◆ **WHAT YOU HAVE TO DO**: Give every line back verbatim, dropping all images.

[Figure record listings]
────────────────────
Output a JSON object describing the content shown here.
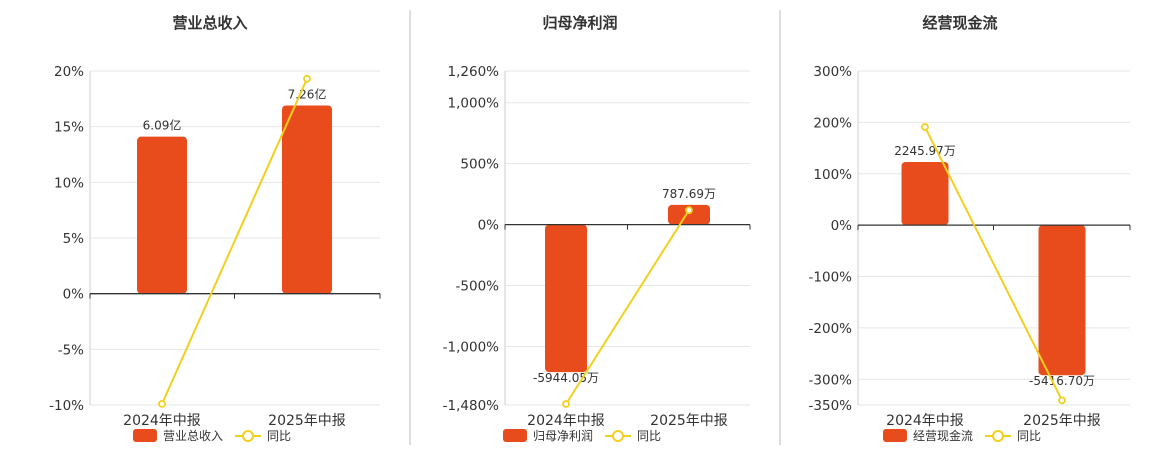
{
  "colors": {
    "bar": "#e84c1d",
    "line": "#f2d01f",
    "axis": "#333333",
    "grid": "#e6e6e6",
    "divider": "#bbbbbb",
    "text": "#333333"
  },
  "legend": {
    "bar_label_suffix": "",
    "line_label": "同比"
  },
  "chart_data": [
    {
      "type": "bar",
      "title": "营业总收入",
      "categories": [
        "2024年中报",
        "2025年中报"
      ],
      "yticks": [
        "20%",
        "15%",
        "10%",
        "5%",
        "0%",
        "-5%",
        "-10%"
      ],
      "ylim": [
        -10,
        20
      ],
      "series": [
        {
          "name": "营业总收入",
          "kind": "bar",
          "values": [
            14.1,
            16.9
          ],
          "labels": [
            "6.09亿",
            "7.26亿"
          ]
        },
        {
          "name": "同比",
          "kind": "line",
          "values": [
            -9.9,
            19.3
          ]
        }
      ]
    },
    {
      "type": "bar",
      "title": "归母净利润",
      "categories": [
        "2024年中报",
        "2025年中报"
      ],
      "yticks": [
        "1,260%",
        "1,000%",
        "500%",
        "0%",
        "-500%",
        "-1,000%",
        "-1,480%"
      ],
      "ylim": [
        -1480,
        1260
      ],
      "series": [
        {
          "name": "归母净利润",
          "kind": "bar",
          "values": [
            -1210,
            162
          ],
          "labels": [
            "-5944.05万",
            "787.69万"
          ]
        },
        {
          "name": "同比",
          "kind": "line",
          "values": [
            -1472,
            118
          ]
        }
      ]
    },
    {
      "type": "bar",
      "title": "经营现金流",
      "categories": [
        "2024年中报",
        "2025年中报"
      ],
      "yticks": [
        "300%",
        "200%",
        "100%",
        "0%",
        "-100%",
        "-200%",
        "-300%",
        "-350%"
      ],
      "ylim": [
        -350,
        300
      ],
      "series": [
        {
          "name": "经营现金流",
          "kind": "bar",
          "values": [
            123,
            -292
          ],
          "labels": [
            "2245.97万",
            "-5416.70万"
          ]
        },
        {
          "name": "同比",
          "kind": "line",
          "values": [
            191,
            -341
          ]
        }
      ]
    }
  ]
}
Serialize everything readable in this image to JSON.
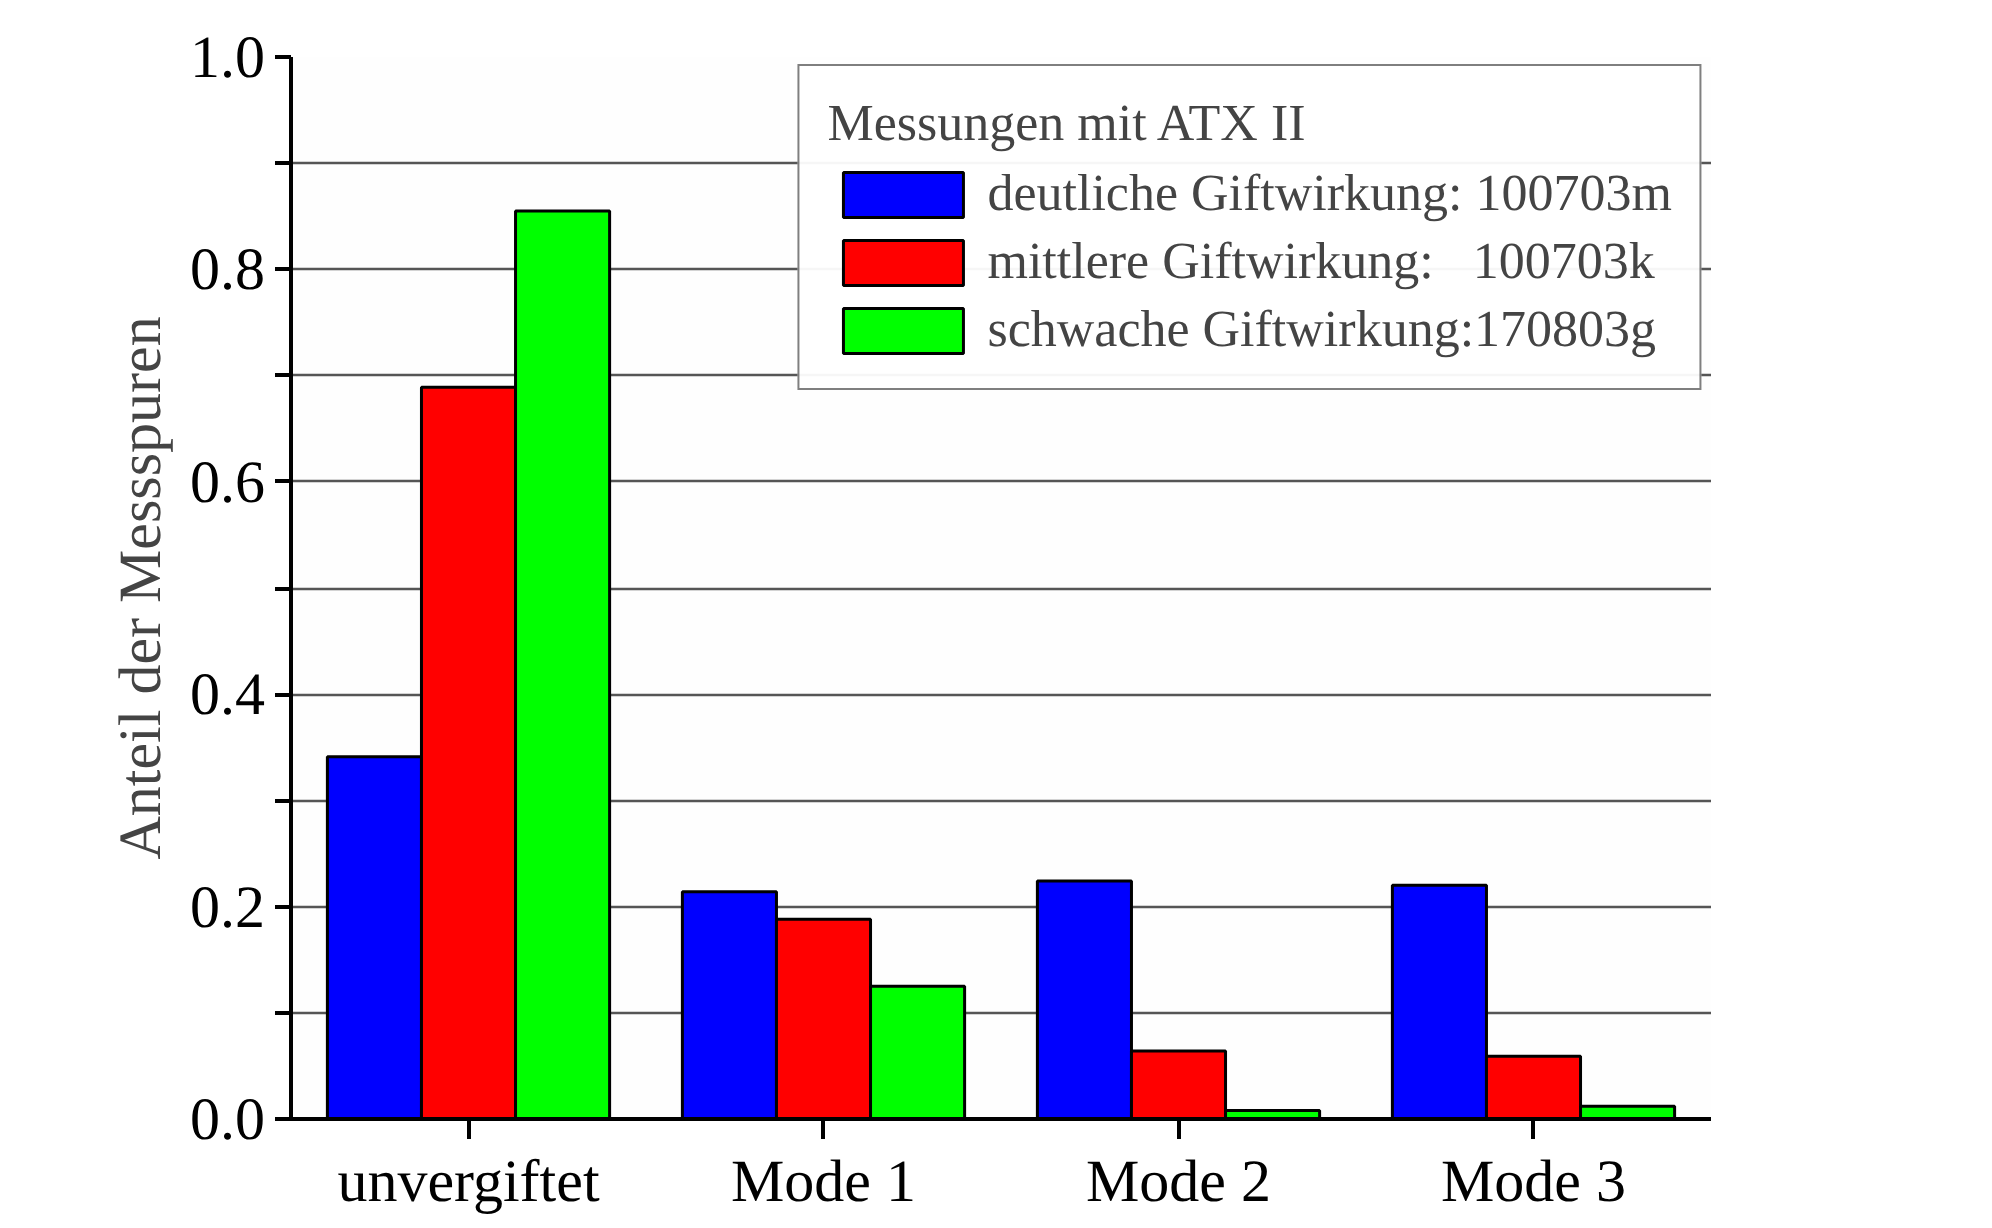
{
  "chart_data": {
    "type": "bar",
    "ylabel": "Anteil der Messspuren",
    "legend_title": "Messungen mit ATX II",
    "categories": [
      "unvergiftet",
      "Mode 1",
      "Mode 2",
      "Mode 3"
    ],
    "series": [
      {
        "name": "deutliche Giftwirkung: 100703m",
        "color": "#0000ff",
        "values": [
          0.341,
          0.214,
          0.224,
          0.22
        ]
      },
      {
        "name": "mittlere Giftwirkung:   100703k",
        "color": "#ff0000",
        "values": [
          0.689,
          0.188,
          0.064,
          0.059
        ]
      },
      {
        "name": "schwache Giftwirkung:170803g",
        "color": "#00ff00",
        "values": [
          0.855,
          0.125,
          0.008,
          0.012
        ]
      }
    ],
    "ylim": [
      0,
      1.0
    ],
    "yticks": [
      {
        "value": 0,
        "label": "0.0"
      },
      {
        "value": 0.1,
        "label": null
      },
      {
        "value": 0.2,
        "label": "0.2"
      },
      {
        "value": 0.3,
        "label": null
      },
      {
        "value": 0.4,
        "label": "0.4"
      },
      {
        "value": 0.5,
        "label": null
      },
      {
        "value": 0.6,
        "label": "0.6"
      },
      {
        "value": 0.7,
        "label": null
      },
      {
        "value": 0.8,
        "label": "0.8"
      },
      {
        "value": 0.9,
        "label": null
      },
      {
        "value": 1.0,
        "label": "1.0"
      }
    ],
    "grid": "y",
    "legend": "top right"
  }
}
────────────────────
◆ **COMPLETED EXERCISE**:
Output a JSON object describing the content shown here.
{
  "colors": {
    "bar": "#e84c1d",
    "line": "#f2d01f",
    "axis": "#333333",
    "grid": "#e6e6e6",
    "divider": "#bbbbbb",
    "text": "#333333"
  },
  "legend": {
    "bar_label_suffix": "",
    "line_label": "同比"
  },
  "chart_data": [
    {
      "type": "bar",
      "title": "营业总收入",
      "categories": [
        "2024年中报",
        "2025年中报"
      ],
      "yticks": [
        "20%",
        "15%",
        "10%",
        "5%",
        "0%",
        "-5%",
        "-10%"
      ],
      "ylim": [
        -10,
        20
      ],
      "series": [
        {
          "name": "营业总收入",
          "kind": "bar",
          "values": [
            14.1,
            16.9
          ],
          "labels": [
            "6.09亿",
            "7.26亿"
          ]
        },
        {
          "name": "同比",
          "kind": "line",
          "values": [
            -9.9,
            19.3
          ]
        }
      ]
    },
    {
      "type": "bar",
      "title": "归母净利润",
      "categories": [
        "2024年中报",
        "2025年中报"
      ],
      "yticks": [
        "1,260%",
        "1,000%",
        "500%",
        "0%",
        "-500%",
        "-1,000%",
        "-1,480%"
      ],
      "ylim": [
        -1480,
        1260
      ],
      "series": [
        {
          "name": "归母净利润",
          "kind": "bar",
          "values": [
            -1210,
            162
          ],
          "labels": [
            "-5944.05万",
            "787.69万"
          ]
        },
        {
          "name": "同比",
          "kind": "line",
          "values": [
            -1472,
            118
          ]
        }
      ]
    },
    {
      "type": "bar",
      "title": "经营现金流",
      "categories": [
        "2024年中报",
        "2025年中报"
      ],
      "yticks": [
        "300%",
        "200%",
        "100%",
        "0%",
        "-100%",
        "-200%",
        "-300%",
        "-350%"
      ],
      "ylim": [
        -350,
        300
      ],
      "series": [
        {
          "name": "经营现金流",
          "kind": "bar",
          "values": [
            123,
            -292
          ],
          "labels": [
            "2245.97万",
            "-5416.70万"
          ]
        },
        {
          "name": "同比",
          "kind": "line",
          "values": [
            191,
            -341
          ]
        }
      ]
    }
  ]
}
Serialize everything readable in this image to JSON.
{
  "chart_data": {
    "type": "bar",
    "ylabel": "Anteil der Messspuren",
    "legend_title": "Messungen mit ATX II",
    "categories": [
      "unvergiftet",
      "Mode 1",
      "Mode 2",
      "Mode 3"
    ],
    "series": [
      {
        "name": "deutliche Giftwirkung: 100703m",
        "color": "#0000ff",
        "values": [
          0.341,
          0.214,
          0.224,
          0.22
        ]
      },
      {
        "name": "mittlere Giftwirkung:   100703k",
        "color": "#ff0000",
        "values": [
          0.689,
          0.188,
          0.064,
          0.059
        ]
      },
      {
        "name": "schwache Giftwirkung:170803g",
        "color": "#00ff00",
        "values": [
          0.855,
          0.125,
          0.008,
          0.012
        ]
      }
    ],
    "ylim": [
      0,
      1.0
    ],
    "yticks": [
      {
        "value": 0,
        "label": "0.0"
      },
      {
        "value": 0.1,
        "label": null
      },
      {
        "value": 0.2,
        "label": "0.2"
      },
      {
        "value": 0.3,
        "label": null
      },
      {
        "value": 0.4,
        "label": "0.4"
      },
      {
        "value": 0.5,
        "label": null
      },
      {
        "value": 0.6,
        "label": "0.6"
      },
      {
        "value": 0.7,
        "label": null
      },
      {
        "value": 0.8,
        "label": "0.8"
      },
      {
        "value": 0.9,
        "label": null
      },
      {
        "value": 1.0,
        "label": "1.0"
      }
    ],
    "grid": "y",
    "legend": "top right"
  }
}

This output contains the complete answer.